Recorded information —
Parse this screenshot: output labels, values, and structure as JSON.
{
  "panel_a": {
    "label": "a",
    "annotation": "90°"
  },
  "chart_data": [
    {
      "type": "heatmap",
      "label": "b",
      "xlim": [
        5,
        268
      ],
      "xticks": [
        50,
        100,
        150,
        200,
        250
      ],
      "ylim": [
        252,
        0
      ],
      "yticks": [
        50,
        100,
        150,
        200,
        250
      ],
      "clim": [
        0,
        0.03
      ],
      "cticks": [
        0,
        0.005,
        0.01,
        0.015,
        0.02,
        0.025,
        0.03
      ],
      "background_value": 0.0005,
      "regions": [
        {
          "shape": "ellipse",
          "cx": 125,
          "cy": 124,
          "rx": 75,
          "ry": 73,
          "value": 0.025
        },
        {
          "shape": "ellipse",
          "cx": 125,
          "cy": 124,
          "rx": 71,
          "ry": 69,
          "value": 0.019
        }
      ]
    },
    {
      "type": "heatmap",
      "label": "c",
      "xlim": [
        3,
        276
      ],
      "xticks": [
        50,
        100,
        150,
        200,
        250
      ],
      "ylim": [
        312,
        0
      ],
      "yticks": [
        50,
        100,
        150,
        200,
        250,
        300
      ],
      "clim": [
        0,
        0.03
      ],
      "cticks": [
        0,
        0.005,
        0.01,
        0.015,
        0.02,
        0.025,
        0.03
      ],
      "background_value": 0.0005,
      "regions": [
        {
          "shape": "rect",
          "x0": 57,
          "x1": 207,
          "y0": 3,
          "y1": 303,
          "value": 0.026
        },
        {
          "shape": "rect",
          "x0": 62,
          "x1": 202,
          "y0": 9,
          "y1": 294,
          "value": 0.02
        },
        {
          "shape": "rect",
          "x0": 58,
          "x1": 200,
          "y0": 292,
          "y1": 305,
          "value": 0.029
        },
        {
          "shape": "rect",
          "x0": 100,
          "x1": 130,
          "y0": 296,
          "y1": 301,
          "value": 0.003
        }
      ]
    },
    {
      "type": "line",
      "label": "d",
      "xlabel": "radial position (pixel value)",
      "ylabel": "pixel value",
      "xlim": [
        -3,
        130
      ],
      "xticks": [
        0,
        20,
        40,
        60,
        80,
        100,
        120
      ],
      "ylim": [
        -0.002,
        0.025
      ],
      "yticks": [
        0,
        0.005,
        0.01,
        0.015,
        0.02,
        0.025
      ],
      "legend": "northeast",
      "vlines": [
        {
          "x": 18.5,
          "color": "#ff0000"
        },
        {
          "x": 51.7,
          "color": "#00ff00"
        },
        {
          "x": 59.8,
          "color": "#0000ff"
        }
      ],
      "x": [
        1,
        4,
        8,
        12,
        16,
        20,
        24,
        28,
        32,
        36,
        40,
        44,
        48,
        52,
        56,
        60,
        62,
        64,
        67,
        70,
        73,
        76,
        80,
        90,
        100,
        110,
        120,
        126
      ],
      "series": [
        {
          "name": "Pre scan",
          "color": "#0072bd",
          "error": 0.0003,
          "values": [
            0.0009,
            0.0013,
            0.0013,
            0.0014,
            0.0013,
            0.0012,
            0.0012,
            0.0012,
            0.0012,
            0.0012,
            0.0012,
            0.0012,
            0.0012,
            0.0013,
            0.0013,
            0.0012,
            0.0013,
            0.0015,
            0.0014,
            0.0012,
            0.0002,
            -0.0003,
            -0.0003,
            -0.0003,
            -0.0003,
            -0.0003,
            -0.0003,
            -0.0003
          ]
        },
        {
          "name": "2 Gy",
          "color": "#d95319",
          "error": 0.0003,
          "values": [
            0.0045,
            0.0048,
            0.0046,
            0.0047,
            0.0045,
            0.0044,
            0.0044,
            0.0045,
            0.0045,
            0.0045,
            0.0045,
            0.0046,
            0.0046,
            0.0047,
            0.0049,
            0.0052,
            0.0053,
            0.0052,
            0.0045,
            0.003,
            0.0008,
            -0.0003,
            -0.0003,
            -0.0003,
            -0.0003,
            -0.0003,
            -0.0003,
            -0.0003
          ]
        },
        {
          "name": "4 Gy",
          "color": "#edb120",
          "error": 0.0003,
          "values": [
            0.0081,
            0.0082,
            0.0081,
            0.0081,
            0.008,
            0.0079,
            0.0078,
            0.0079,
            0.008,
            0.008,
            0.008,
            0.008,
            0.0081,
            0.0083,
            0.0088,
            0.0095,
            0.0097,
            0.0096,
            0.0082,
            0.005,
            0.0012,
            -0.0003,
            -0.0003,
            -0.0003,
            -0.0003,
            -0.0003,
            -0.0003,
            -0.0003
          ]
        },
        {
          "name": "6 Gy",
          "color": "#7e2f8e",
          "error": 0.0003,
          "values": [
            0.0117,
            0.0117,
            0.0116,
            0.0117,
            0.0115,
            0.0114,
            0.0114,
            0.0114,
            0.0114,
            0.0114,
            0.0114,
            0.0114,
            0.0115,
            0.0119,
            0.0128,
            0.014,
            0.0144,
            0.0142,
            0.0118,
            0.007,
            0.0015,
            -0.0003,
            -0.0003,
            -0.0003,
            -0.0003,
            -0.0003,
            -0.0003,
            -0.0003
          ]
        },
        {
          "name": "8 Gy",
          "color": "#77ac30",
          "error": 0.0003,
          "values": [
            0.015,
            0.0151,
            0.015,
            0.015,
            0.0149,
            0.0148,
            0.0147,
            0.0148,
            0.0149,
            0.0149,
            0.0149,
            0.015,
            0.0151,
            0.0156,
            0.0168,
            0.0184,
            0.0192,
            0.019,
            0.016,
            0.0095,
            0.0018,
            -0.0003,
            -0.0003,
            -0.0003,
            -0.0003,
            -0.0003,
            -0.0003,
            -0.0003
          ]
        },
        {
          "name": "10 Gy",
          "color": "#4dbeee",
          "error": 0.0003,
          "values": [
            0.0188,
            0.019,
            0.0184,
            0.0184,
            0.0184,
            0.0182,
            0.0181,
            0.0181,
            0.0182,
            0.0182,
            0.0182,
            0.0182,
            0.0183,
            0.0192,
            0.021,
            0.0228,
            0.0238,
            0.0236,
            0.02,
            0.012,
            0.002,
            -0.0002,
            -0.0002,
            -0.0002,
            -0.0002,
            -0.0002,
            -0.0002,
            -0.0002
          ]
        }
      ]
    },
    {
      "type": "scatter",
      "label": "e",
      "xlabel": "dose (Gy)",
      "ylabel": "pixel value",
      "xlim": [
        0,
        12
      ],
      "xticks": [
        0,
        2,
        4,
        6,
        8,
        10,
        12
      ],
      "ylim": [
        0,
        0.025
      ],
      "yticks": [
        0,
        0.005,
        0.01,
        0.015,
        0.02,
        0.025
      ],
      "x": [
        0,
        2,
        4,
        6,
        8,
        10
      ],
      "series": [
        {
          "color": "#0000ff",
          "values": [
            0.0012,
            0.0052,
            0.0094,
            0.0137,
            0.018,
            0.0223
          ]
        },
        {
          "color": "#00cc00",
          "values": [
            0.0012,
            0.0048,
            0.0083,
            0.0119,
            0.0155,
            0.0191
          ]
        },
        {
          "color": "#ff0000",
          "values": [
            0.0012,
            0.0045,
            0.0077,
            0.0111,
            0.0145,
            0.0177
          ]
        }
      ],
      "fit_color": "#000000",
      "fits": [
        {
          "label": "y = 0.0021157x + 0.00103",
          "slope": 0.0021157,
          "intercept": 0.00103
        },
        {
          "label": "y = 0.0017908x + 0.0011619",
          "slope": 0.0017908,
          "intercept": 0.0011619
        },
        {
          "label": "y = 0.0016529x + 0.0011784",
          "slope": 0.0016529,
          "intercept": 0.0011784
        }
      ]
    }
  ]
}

Directions — Select the lines that carry the string "intercept" and copy them.

Full solution —
          "intercept": 0.00103
          "intercept": 0.0011619
          "intercept": 0.0011784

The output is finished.